━━━━━ Dataset ━━━━━

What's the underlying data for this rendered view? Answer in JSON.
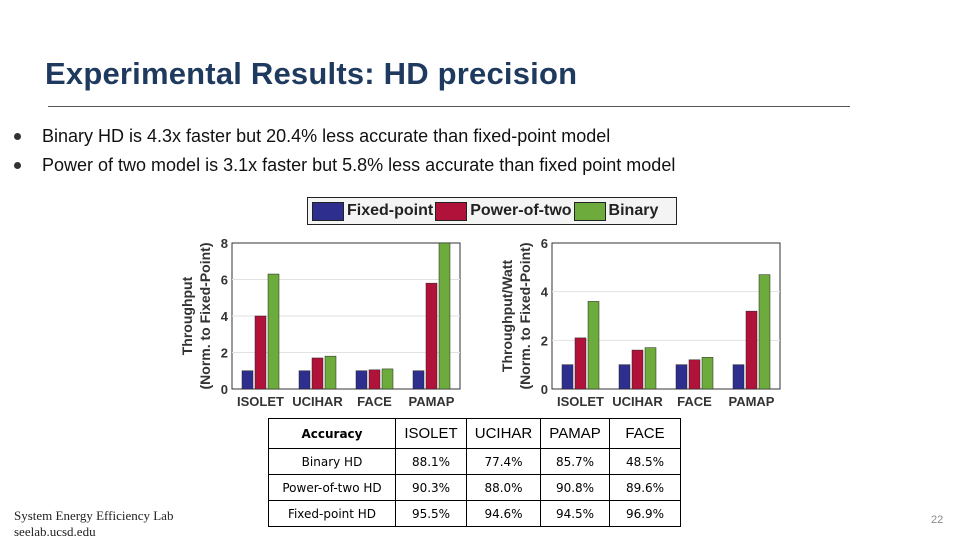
{
  "slide": {
    "title": "Experimental Results: HD precision",
    "bullets": [
      "Binary HD is 4.3x faster but 20.4% less accurate than fixed-point model",
      "Power of two model is 3.1x faster but 5.8% less accurate than fixed point model"
    ],
    "footer_line1": "System Energy Efficiency Lab",
    "footer_line2": "seelab.ucsd.edu",
    "page_number": "22"
  },
  "legend": [
    {
      "name": "Fixed-point",
      "color": "#2e2e8f"
    },
    {
      "name": "Power-of-two",
      "color": "#b0123a"
    },
    {
      "name": "Binary",
      "color": "#6cab3c"
    }
  ],
  "chart_data": [
    {
      "type": "bar",
      "ylabel_line1": "Throughput",
      "ylabel_line2": "(Norm. to Fixed-Point)",
      "categories": [
        "ISOLET",
        "UCIHAR",
        "FACE",
        "PAMAP"
      ],
      "ylim": [
        0,
        8
      ],
      "yticks": [
        "0",
        "2",
        "4",
        "6",
        "8"
      ],
      "series": [
        {
          "name": "Fixed-point",
          "values": [
            1.0,
            1.0,
            1.0,
            1.0
          ]
        },
        {
          "name": "Power-of-two",
          "values": [
            4.0,
            1.7,
            1.05,
            5.8
          ]
        },
        {
          "name": "Binary",
          "values": [
            6.3,
            1.8,
            1.1,
            8.0
          ]
        }
      ]
    },
    {
      "type": "bar",
      "ylabel_line1": "Throughput/Watt",
      "ylabel_line2": "(Norm. to Fixed-Point)",
      "categories": [
        "ISOLET",
        "UCIHAR",
        "FACE",
        "PAMAP"
      ],
      "ylim": [
        0,
        6
      ],
      "yticks": [
        "0",
        "2",
        "4",
        "6"
      ],
      "series": [
        {
          "name": "Fixed-point",
          "values": [
            1.0,
            1.0,
            1.0,
            1.0
          ]
        },
        {
          "name": "Power-of-two",
          "values": [
            2.1,
            1.6,
            1.2,
            3.2
          ]
        },
        {
          "name": "Binary",
          "values": [
            3.6,
            1.7,
            1.3,
            4.7
          ]
        }
      ]
    },
    {
      "type": "table",
      "corner": "Accuracy",
      "columns": [
        "ISOLET",
        "UCIHAR",
        "PAMAP",
        "FACE"
      ],
      "rows": [
        {
          "label": "Binary HD",
          "values": [
            "88.1%",
            "77.4%",
            "85.7%",
            "48.5%"
          ]
        },
        {
          "label": "Power-of-two HD",
          "values": [
            "90.3%",
            "88.0%",
            "90.8%",
            "89.6%"
          ]
        },
        {
          "label": "Fixed-point HD",
          "values": [
            "95.5%",
            "94.6%",
            "94.5%",
            "96.9%"
          ]
        }
      ]
    }
  ]
}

━━━━━

Count how many lines in the data above hold the string "Power", and give the number with no other words.

5